INSTRUCTIONS TO FOLLOW: Lines holding the string "want" are the ones to copy; find them all in the data.

STORED ROWS:
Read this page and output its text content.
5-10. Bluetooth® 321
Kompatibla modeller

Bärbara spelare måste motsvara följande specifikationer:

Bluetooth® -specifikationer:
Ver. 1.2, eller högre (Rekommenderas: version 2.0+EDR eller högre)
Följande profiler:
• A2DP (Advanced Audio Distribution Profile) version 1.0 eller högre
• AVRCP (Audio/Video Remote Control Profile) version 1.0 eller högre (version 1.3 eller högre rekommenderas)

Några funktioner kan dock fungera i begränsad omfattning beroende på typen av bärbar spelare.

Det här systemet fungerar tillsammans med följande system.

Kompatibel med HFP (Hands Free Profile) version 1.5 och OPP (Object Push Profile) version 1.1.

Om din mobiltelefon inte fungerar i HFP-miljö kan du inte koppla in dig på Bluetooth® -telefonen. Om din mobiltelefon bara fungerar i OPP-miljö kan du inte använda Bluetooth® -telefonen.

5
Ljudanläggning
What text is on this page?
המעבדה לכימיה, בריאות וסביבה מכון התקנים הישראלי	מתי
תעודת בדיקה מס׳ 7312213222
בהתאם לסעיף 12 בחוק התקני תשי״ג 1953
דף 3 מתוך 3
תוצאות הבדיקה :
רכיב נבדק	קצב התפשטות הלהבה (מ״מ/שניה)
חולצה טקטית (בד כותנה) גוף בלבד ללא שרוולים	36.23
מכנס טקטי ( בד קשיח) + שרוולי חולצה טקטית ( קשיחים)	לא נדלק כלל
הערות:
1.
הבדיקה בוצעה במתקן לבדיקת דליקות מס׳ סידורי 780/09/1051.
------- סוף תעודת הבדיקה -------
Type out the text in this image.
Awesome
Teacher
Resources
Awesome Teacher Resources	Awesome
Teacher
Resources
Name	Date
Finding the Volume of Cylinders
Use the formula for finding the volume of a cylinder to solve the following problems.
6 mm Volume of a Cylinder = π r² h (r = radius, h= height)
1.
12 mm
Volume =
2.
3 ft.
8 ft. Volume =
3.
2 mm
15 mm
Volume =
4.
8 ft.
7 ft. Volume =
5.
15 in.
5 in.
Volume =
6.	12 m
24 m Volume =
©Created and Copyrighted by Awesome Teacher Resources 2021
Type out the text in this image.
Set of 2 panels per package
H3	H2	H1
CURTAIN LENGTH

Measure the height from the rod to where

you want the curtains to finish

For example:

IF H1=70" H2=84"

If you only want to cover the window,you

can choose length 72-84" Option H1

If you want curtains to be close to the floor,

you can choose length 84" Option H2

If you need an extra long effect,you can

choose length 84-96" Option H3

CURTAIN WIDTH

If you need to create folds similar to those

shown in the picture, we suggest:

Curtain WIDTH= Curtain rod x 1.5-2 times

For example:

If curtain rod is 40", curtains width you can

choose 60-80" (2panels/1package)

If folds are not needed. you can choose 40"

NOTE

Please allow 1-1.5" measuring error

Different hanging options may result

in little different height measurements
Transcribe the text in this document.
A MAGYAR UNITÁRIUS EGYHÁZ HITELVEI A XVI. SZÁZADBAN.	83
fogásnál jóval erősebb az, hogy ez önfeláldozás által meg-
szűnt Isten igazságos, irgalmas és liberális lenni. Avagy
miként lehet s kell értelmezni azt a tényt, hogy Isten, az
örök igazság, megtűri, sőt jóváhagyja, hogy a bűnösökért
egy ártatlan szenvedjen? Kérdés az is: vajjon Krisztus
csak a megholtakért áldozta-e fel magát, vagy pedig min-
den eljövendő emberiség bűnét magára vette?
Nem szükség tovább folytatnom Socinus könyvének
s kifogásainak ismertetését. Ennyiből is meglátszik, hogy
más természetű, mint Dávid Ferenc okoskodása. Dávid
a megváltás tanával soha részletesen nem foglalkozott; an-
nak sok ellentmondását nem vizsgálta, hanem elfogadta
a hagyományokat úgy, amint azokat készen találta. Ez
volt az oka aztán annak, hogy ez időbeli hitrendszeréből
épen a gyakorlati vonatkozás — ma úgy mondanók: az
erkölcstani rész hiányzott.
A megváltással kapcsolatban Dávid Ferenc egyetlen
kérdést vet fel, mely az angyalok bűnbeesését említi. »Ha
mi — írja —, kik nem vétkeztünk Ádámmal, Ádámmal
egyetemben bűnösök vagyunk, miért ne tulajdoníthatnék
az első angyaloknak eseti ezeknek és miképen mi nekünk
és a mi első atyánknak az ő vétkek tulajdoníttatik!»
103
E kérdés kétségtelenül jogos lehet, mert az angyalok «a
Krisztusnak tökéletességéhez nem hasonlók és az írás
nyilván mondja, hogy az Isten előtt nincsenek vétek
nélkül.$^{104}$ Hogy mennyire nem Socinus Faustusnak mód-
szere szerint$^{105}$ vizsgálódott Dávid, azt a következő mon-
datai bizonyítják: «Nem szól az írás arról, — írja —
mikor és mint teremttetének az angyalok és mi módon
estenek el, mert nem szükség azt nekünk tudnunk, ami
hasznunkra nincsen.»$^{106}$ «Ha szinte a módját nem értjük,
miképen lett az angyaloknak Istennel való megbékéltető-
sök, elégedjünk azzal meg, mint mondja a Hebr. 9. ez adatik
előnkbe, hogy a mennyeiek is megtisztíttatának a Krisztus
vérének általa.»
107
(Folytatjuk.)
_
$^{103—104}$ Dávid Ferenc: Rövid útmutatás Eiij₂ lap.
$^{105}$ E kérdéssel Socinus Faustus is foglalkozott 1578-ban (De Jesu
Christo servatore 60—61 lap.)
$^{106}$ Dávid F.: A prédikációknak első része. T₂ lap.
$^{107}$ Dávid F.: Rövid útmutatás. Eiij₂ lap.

SOLUTION:
you want the curtains to finish
If you only want to cover the window,you
If you want curtains to be close to the floor,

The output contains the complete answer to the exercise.